- **RECORDS TO PROCESS**:
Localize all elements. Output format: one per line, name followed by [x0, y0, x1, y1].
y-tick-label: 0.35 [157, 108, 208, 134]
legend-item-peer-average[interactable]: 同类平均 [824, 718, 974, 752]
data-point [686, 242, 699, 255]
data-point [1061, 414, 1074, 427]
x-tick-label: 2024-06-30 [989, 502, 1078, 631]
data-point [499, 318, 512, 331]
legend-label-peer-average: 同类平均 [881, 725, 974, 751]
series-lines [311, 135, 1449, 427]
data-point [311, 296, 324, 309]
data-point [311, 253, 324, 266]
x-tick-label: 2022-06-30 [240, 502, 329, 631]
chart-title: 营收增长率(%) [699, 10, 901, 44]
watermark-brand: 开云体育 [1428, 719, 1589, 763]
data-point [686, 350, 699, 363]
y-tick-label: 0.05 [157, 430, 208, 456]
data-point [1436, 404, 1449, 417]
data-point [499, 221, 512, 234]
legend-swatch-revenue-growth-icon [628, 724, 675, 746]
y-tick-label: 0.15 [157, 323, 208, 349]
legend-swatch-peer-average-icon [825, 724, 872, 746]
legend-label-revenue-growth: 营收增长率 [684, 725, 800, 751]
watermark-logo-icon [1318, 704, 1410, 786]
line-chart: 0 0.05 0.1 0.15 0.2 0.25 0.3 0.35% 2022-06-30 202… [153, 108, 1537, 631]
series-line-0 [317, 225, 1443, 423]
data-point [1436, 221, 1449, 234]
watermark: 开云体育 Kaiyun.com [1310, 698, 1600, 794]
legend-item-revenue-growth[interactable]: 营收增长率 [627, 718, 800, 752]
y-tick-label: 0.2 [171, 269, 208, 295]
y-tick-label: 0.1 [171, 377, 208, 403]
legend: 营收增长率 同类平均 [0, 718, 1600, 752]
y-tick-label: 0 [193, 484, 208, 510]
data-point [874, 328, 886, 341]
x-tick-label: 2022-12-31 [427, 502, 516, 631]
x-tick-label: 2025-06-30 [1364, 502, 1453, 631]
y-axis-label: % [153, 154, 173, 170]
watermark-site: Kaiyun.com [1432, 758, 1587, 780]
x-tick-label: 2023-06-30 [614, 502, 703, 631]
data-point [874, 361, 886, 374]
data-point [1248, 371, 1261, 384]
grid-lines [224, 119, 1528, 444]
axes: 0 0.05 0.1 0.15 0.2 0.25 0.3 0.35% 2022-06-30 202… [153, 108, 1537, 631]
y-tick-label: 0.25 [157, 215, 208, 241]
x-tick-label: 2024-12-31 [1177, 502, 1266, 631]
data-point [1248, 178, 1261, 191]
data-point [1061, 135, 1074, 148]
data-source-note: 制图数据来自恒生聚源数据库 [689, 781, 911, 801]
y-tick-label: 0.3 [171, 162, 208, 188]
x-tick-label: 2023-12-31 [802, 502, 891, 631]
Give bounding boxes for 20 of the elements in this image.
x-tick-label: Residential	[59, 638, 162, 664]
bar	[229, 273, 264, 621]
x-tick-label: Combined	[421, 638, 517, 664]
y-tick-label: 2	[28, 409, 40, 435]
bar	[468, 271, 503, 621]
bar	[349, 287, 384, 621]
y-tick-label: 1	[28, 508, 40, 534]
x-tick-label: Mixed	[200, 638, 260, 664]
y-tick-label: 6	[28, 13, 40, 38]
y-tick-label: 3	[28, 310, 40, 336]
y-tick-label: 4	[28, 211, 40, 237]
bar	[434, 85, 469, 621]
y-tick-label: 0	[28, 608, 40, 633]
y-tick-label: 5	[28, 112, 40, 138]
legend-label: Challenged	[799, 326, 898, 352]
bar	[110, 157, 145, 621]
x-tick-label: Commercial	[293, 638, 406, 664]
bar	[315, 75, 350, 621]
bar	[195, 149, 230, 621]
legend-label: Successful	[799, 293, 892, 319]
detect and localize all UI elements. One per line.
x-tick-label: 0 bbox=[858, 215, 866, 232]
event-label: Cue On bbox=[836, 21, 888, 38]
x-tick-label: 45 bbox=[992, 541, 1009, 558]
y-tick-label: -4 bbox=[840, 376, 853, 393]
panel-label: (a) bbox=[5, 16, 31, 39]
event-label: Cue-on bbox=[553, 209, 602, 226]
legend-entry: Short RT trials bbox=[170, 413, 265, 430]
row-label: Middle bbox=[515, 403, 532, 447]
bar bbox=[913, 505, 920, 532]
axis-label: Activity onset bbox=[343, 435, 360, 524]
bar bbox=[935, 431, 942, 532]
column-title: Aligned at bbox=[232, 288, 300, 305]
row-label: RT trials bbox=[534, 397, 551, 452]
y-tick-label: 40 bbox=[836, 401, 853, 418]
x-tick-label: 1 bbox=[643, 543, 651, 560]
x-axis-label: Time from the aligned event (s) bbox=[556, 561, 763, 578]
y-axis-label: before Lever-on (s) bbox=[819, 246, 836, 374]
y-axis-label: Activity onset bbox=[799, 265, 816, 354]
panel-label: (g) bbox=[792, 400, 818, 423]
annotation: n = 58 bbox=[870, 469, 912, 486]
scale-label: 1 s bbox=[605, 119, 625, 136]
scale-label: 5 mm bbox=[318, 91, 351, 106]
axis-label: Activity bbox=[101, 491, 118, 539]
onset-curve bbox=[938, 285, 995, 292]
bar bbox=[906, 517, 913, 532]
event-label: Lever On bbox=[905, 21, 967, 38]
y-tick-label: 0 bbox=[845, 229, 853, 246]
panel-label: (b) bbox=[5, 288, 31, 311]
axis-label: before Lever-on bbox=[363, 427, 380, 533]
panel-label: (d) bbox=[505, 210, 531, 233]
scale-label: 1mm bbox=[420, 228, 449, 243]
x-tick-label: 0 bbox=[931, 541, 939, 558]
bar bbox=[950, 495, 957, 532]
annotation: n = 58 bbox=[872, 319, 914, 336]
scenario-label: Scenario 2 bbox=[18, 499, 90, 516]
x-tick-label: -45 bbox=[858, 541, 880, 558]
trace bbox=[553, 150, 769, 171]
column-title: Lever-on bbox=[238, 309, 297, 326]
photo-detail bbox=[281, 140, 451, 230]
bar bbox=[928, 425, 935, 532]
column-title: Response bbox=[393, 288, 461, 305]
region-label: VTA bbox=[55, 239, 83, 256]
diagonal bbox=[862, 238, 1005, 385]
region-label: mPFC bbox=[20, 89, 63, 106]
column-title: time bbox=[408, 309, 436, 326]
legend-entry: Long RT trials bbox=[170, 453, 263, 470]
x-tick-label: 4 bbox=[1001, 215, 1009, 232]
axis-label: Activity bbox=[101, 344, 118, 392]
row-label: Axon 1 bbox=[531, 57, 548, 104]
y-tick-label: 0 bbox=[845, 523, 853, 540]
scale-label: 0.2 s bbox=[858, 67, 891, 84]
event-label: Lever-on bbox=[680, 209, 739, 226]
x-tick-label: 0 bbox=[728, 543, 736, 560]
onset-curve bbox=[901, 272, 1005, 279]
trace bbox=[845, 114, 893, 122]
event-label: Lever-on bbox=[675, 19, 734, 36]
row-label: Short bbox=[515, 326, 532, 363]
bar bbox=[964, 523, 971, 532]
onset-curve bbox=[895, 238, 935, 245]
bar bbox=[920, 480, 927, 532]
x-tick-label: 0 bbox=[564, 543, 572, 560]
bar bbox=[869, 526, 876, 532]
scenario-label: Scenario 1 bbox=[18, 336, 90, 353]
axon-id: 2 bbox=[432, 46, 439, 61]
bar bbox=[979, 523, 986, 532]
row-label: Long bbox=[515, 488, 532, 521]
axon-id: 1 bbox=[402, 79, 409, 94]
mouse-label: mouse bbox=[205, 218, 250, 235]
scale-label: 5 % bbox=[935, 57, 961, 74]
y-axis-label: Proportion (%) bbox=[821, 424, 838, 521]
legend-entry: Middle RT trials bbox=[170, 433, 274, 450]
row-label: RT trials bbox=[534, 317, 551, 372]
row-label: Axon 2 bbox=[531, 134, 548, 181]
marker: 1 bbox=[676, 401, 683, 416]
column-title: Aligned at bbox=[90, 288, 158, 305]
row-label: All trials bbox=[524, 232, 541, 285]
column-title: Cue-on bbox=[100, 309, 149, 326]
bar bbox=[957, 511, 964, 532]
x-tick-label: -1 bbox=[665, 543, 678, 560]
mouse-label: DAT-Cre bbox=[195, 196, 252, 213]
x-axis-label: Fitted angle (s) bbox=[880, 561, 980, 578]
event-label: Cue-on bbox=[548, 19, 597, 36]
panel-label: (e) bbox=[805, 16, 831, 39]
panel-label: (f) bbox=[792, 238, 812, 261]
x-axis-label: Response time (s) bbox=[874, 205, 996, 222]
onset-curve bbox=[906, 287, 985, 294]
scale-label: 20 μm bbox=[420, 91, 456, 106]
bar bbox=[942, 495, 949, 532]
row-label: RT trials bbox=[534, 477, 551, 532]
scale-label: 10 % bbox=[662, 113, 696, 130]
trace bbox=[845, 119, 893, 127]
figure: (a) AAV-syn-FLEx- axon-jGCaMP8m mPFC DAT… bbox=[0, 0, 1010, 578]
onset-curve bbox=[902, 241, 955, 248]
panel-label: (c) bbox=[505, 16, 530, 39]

- **WHAT YOU SHOULD DO**:
Could you update the material, starting at its beginning and ending with the line that contains "x-tick-label: 2024-12-31 [1177, 502, 1266, 631]", so that "marker" takes the place of "data-point" and nothing else changes?

- **OUTPUT FOR THIS EXERCISE**:
Localize all elements. Output format: one per line, name followed by [x0, y0, x1, y1].
y-tick-label: 0.35 [157, 108, 208, 134]
legend-item-peer-average[interactable]: 同类平均 [824, 718, 974, 752]
marker [686, 242, 699, 255]
marker [1061, 414, 1074, 427]
x-tick-label: 2024-06-30 [989, 502, 1078, 631]
marker [499, 318, 512, 331]
legend-label-peer-average: 同类平均 [881, 725, 974, 751]
series-lines [311, 135, 1449, 427]
marker [311, 296, 324, 309]
marker [311, 253, 324, 266]
x-tick-label: 2022-06-30 [240, 502, 329, 631]
chart-title: 营收增长率(%) [699, 10, 901, 44]
watermark-brand: 开云体育 [1428, 719, 1589, 763]
marker [686, 350, 699, 363]
y-tick-label: 0.05 [157, 430, 208, 456]
marker [1436, 404, 1449, 417]
marker [499, 221, 512, 234]
legend-swatch-revenue-growth-icon [628, 724, 675, 746]
y-tick-label: 0.15 [157, 323, 208, 349]
legend-swatch-peer-average-icon [825, 724, 872, 746]
legend-label-revenue-growth: 营收增长率 [684, 725, 800, 751]
watermark-logo-icon [1318, 704, 1410, 786]
line-chart: 0 0.05 0.1 0.15 0.2 0.25 0.3 0.35% 2022-06-30 202… [153, 108, 1537, 631]
series-line-0 [317, 225, 1443, 423]
marker [1436, 221, 1449, 234]
watermark: 开云体育 Kaiyun.com [1310, 698, 1600, 794]
legend-item-revenue-growth[interactable]: 营收增长率 [627, 718, 800, 752]
y-tick-label: 0.2 [171, 269, 208, 295]
y-tick-label: 0.1 [171, 377, 208, 403]
legend: 营收增长率 同类平均 [0, 718, 1600, 752]
y-tick-label: 0 [193, 484, 208, 510]
marker [874, 328, 886, 341]
x-tick-label: 2022-12-31 [427, 502, 516, 631]
x-tick-label: 2025-06-30 [1364, 502, 1453, 631]
y-axis-label: % [153, 154, 173, 170]
watermark-site: Kaiyun.com [1432, 758, 1587, 780]
x-tick-label: 2023-06-30 [614, 502, 703, 631]
marker [874, 361, 886, 374]
marker [1248, 371, 1261, 384]
grid-lines [224, 119, 1528, 444]
axes: 0 0.05 0.1 0.15 0.2 0.25 0.3 0.35% 2022-06-30 202… [153, 108, 1537, 631]
y-tick-label: 0.25 [157, 215, 208, 241]
x-tick-label: 2024-12-31 [1177, 502, 1266, 631]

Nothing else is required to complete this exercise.